Set task ->
State how many lines in these records contain the word "продукты", and nothing else.

Records shown ->
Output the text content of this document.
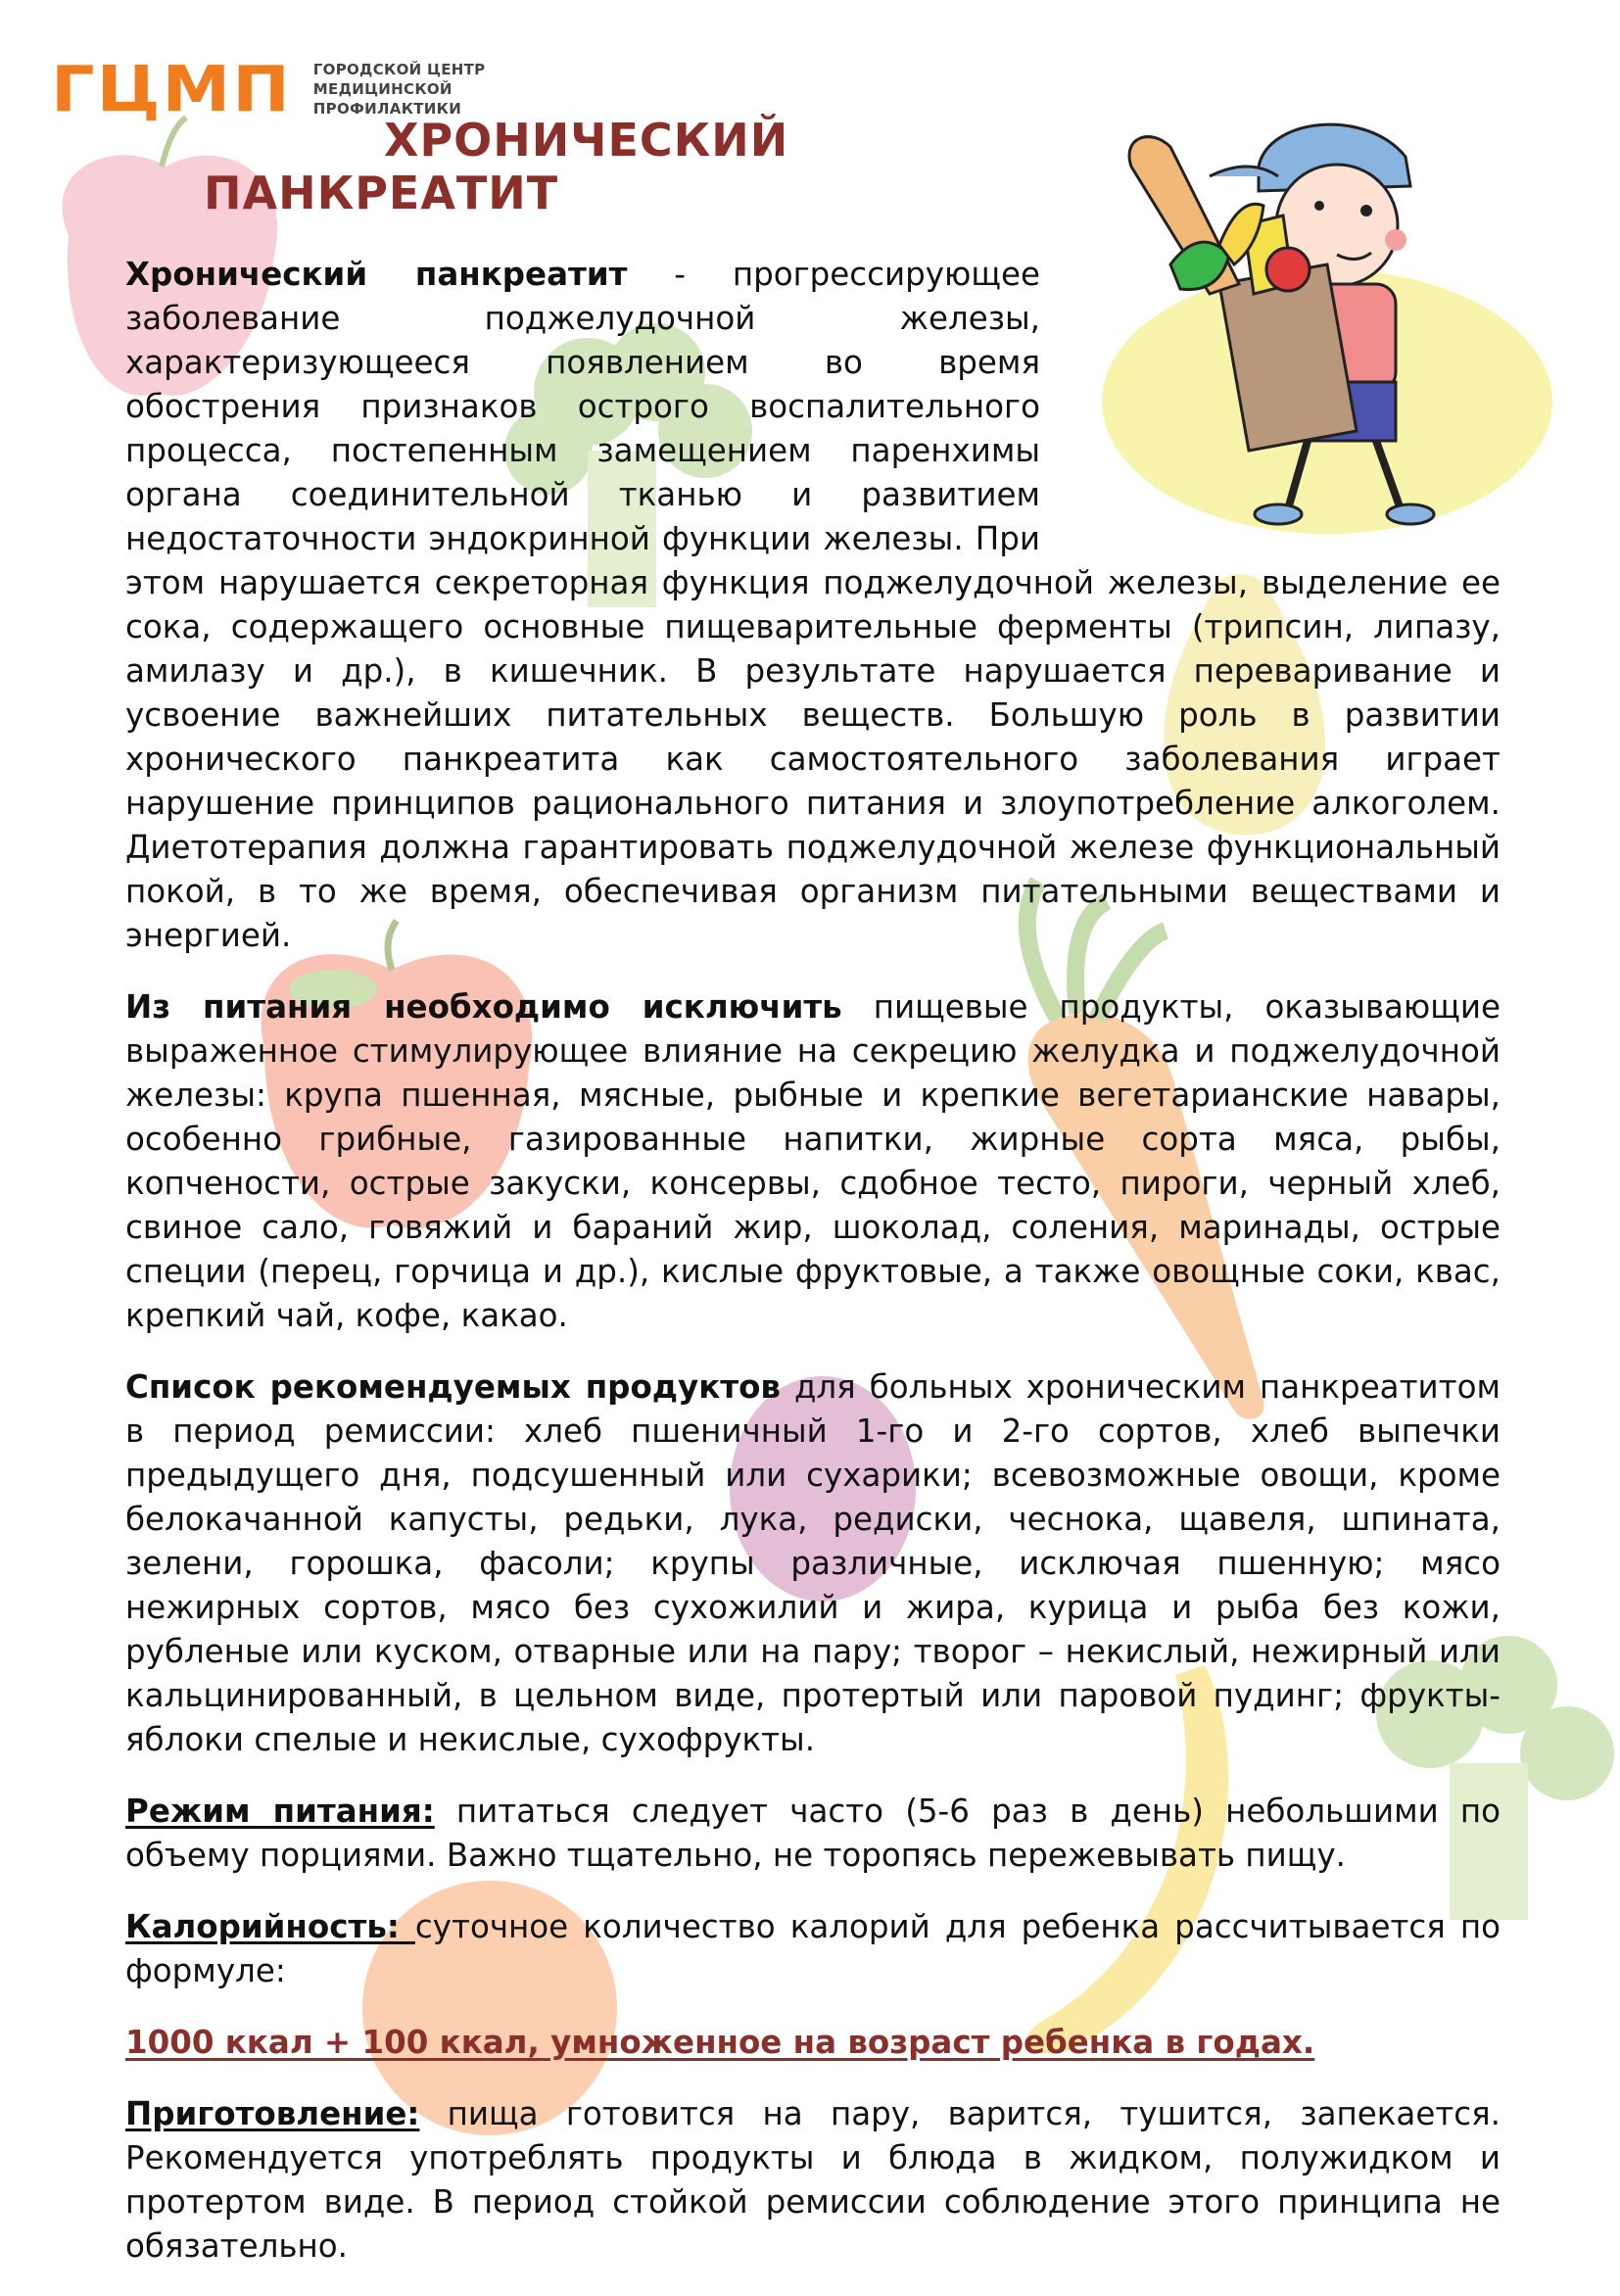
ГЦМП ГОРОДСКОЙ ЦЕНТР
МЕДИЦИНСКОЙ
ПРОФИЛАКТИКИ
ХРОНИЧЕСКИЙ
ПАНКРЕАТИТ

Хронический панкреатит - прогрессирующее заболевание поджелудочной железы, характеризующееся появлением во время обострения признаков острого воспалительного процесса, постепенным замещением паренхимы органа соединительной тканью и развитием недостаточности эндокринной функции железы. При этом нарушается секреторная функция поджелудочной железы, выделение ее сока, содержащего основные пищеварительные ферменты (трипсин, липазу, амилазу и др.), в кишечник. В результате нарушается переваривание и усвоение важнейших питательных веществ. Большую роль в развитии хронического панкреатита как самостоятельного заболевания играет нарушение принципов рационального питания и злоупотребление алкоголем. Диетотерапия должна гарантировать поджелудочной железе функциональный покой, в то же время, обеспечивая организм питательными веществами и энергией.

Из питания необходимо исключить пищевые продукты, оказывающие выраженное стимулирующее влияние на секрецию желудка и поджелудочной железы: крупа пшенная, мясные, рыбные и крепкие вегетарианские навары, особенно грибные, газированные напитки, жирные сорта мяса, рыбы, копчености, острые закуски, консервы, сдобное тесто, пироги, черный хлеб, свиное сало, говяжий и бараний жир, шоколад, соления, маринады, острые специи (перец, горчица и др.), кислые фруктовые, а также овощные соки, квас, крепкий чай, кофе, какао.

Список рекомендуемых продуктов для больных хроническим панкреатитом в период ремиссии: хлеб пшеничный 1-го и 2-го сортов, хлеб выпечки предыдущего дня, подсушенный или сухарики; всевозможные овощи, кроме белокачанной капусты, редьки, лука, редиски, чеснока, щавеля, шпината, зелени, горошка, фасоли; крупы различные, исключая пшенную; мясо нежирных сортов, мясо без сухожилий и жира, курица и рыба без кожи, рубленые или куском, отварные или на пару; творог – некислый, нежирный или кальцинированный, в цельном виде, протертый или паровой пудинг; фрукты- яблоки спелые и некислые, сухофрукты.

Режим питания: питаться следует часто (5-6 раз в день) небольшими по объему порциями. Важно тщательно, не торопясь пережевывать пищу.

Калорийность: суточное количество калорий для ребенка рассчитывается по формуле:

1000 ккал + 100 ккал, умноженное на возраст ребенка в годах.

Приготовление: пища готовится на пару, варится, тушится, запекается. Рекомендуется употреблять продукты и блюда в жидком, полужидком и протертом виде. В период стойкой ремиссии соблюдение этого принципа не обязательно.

--

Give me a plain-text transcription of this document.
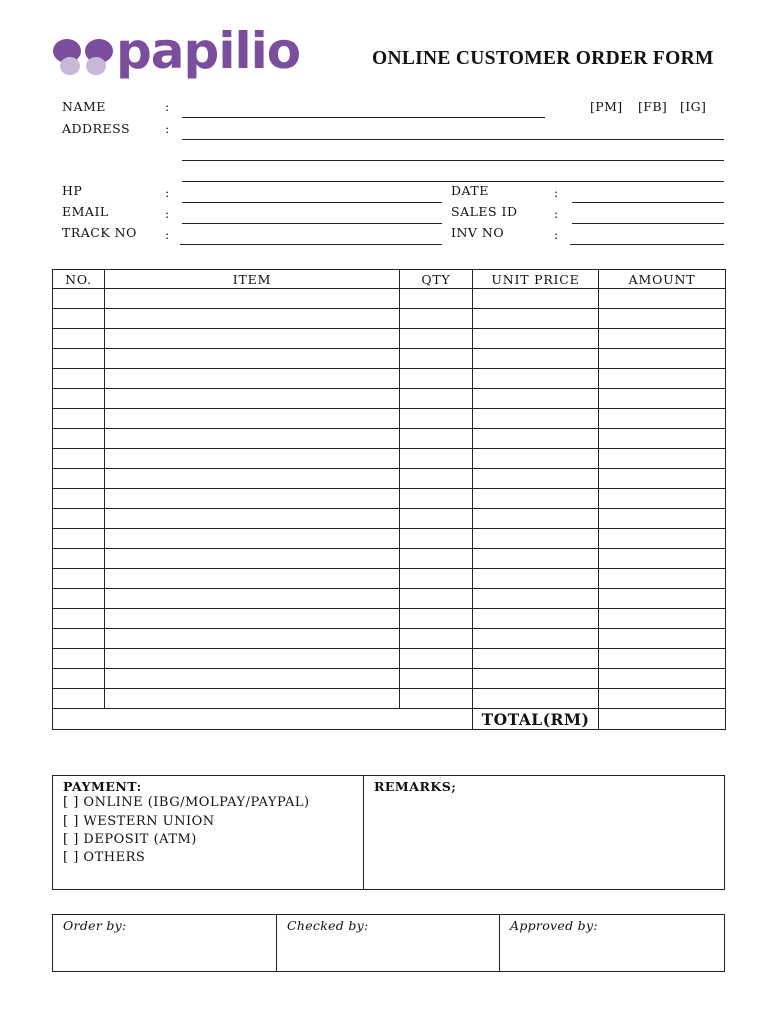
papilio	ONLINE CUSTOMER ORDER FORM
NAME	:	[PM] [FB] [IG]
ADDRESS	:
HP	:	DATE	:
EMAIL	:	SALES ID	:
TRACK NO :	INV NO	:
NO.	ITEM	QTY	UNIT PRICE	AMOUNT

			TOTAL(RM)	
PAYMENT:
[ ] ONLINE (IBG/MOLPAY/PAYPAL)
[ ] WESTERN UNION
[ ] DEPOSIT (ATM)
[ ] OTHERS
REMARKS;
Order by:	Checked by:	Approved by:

Solution to the exercise ->
2